WHAT IS EXPECTED: Lines that hold the word "地震监测与防御指挥系统" should be located and copied.

══════

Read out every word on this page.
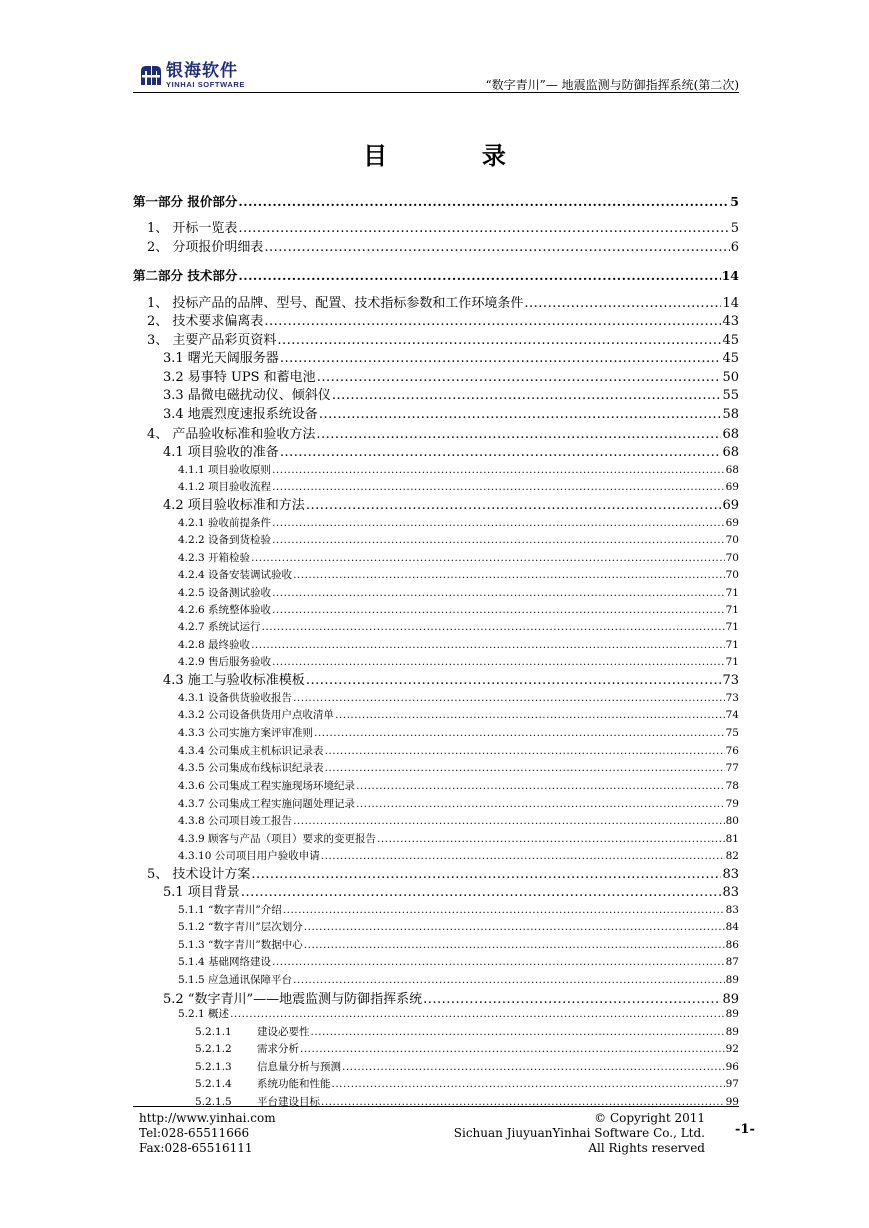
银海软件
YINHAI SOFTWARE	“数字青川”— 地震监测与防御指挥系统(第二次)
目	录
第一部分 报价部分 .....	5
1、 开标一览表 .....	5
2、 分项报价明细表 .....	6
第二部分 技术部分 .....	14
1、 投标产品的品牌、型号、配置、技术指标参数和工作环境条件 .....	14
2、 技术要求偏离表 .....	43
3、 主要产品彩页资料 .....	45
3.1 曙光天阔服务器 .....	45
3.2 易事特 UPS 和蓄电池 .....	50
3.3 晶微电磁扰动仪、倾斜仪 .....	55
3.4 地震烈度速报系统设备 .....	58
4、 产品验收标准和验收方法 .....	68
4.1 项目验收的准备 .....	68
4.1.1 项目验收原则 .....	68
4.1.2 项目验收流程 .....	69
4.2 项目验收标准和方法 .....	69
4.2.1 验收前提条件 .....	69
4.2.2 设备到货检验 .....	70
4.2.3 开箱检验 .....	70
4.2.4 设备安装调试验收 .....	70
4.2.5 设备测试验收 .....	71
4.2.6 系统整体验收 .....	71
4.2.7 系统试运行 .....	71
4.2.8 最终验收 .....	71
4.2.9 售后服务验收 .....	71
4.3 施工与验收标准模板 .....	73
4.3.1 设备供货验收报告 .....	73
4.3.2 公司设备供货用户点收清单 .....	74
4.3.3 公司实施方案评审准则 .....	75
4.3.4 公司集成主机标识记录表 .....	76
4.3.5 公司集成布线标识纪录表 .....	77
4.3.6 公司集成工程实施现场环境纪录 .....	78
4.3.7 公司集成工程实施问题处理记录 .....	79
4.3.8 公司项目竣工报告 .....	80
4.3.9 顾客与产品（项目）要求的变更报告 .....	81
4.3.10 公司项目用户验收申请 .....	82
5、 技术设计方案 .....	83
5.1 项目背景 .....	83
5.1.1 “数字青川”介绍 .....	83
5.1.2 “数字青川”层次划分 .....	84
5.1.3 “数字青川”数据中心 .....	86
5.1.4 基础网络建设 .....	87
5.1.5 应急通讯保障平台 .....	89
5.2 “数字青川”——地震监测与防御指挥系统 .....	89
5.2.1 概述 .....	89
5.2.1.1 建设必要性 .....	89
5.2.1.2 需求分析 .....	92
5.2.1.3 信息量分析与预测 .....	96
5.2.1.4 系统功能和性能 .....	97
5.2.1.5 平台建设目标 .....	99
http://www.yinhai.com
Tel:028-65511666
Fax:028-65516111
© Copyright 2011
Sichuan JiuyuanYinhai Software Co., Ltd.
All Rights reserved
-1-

══════

SOLUTION:
YINHAI SOFTWARE	“数字青川”— 地震监测与防御指挥系统(第二次)
5.2 “数字青川”——地震监测与防御指挥系统 .....	89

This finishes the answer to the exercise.